• [Work to be completed]: In the listing that follows, how many lines contain the string "Learning"? Provide only the number.

>> start

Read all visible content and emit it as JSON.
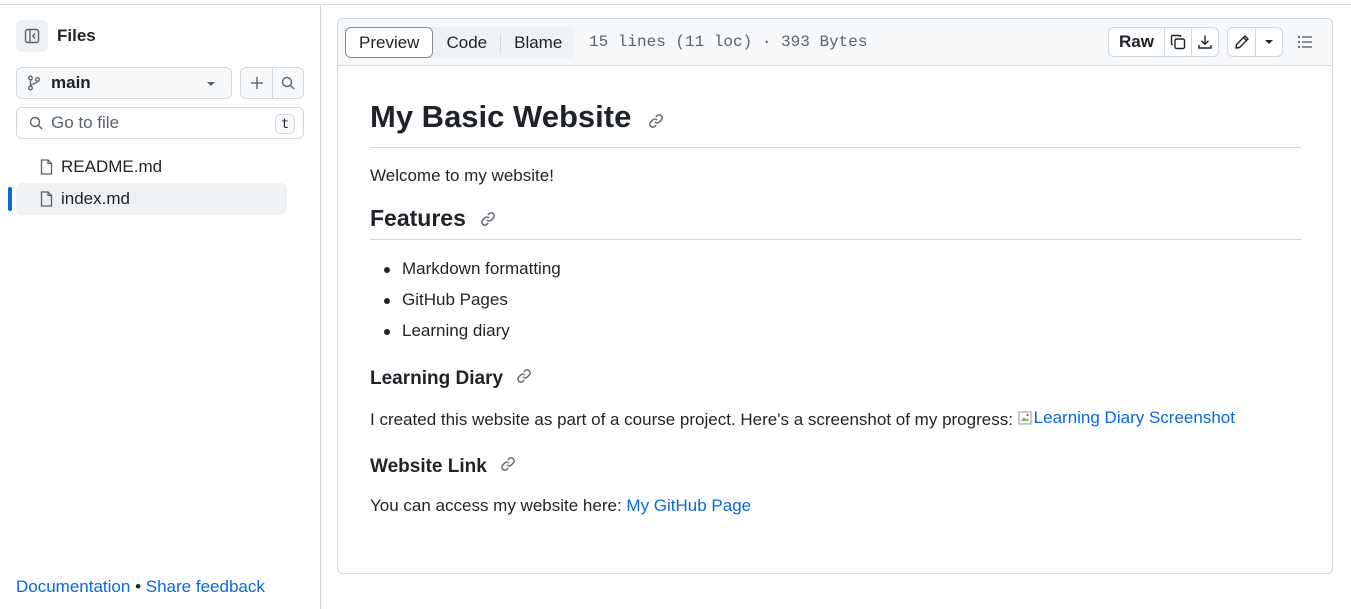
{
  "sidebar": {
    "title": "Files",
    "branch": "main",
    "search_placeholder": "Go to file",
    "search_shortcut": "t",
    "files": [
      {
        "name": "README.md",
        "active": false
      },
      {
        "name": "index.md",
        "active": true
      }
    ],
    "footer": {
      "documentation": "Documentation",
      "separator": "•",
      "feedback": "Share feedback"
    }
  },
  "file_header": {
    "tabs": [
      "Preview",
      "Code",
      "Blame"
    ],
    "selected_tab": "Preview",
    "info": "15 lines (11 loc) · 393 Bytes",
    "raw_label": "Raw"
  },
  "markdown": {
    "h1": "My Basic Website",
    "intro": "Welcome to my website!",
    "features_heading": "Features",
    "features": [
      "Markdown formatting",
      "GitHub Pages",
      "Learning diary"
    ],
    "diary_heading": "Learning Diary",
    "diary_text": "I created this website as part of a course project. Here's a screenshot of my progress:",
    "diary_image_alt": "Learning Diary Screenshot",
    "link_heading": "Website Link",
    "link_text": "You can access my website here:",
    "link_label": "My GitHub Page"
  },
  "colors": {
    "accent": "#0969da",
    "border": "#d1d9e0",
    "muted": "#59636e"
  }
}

>> end

• [Exercise result]: 3